Exercise instructions
Pick out every line in the records that contains the string "tick" and copy those lines.

Lines of data
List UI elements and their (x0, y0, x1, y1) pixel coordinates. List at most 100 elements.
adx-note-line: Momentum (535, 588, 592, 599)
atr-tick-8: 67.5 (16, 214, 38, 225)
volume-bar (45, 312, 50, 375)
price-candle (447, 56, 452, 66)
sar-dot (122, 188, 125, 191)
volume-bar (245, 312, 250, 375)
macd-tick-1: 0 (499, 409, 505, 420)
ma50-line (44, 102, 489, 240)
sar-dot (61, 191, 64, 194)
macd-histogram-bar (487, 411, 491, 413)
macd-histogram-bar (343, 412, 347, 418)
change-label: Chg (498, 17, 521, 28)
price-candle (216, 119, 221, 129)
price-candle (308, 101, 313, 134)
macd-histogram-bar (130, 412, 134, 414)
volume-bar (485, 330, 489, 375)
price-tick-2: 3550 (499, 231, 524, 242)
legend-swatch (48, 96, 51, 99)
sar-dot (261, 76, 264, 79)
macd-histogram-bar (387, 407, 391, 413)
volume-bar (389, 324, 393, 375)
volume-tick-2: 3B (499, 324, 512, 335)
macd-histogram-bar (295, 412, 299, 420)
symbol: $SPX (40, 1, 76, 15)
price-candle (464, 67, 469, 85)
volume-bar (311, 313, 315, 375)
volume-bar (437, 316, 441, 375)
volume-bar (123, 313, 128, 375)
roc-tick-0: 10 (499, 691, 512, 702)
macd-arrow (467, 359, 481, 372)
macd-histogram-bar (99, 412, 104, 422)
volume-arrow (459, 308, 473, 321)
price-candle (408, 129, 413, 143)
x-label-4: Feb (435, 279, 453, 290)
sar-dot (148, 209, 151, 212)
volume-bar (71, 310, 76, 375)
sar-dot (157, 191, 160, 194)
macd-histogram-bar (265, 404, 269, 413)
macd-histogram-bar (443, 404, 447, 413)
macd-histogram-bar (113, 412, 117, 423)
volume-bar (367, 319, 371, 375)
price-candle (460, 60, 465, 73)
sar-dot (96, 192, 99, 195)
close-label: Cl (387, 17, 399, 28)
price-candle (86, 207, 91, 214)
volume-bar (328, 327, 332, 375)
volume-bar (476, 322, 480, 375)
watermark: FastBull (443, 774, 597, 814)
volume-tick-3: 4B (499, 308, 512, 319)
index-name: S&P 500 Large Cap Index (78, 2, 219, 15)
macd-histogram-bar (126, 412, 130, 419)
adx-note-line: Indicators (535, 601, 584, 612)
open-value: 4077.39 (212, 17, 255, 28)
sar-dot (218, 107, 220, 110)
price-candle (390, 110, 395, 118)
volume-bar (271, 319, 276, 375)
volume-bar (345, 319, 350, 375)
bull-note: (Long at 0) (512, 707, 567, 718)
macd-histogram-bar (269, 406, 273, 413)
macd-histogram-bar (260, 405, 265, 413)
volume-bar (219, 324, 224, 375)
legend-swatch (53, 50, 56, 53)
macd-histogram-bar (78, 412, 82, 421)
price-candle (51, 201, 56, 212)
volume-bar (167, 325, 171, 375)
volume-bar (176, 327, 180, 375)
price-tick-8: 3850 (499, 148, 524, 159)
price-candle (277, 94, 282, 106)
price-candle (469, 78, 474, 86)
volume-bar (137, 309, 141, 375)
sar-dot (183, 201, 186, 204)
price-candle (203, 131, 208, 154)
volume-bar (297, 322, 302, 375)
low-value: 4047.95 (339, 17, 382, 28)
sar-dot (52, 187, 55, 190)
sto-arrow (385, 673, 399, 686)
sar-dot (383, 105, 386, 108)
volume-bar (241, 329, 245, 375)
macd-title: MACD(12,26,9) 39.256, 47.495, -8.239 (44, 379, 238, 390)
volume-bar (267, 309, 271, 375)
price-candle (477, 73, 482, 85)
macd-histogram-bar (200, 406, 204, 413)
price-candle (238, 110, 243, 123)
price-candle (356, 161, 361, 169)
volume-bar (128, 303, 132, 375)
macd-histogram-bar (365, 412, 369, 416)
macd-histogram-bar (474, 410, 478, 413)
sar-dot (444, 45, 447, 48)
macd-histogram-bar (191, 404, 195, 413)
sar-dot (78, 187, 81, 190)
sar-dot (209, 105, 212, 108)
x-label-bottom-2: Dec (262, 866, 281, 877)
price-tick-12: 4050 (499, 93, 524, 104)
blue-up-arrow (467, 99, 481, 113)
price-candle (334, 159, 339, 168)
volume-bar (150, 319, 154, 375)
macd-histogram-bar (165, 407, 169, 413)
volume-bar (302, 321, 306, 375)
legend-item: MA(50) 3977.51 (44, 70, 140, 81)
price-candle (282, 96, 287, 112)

Solution to this task
atr-tick-8: 67.5 (16, 214, 38, 225)
macd-tick-1: 0 (499, 409, 505, 420)
price-tick-2: 3550 (499, 231, 524, 242)
volume-tick-2: 3B (499, 324, 512, 335)
roc-tick-0: 10 (499, 691, 512, 702)
volume-tick-3: 4B (499, 308, 512, 319)
price-tick-8: 3850 (499, 148, 524, 159)
price-tick-12: 4050 (499, 93, 524, 104)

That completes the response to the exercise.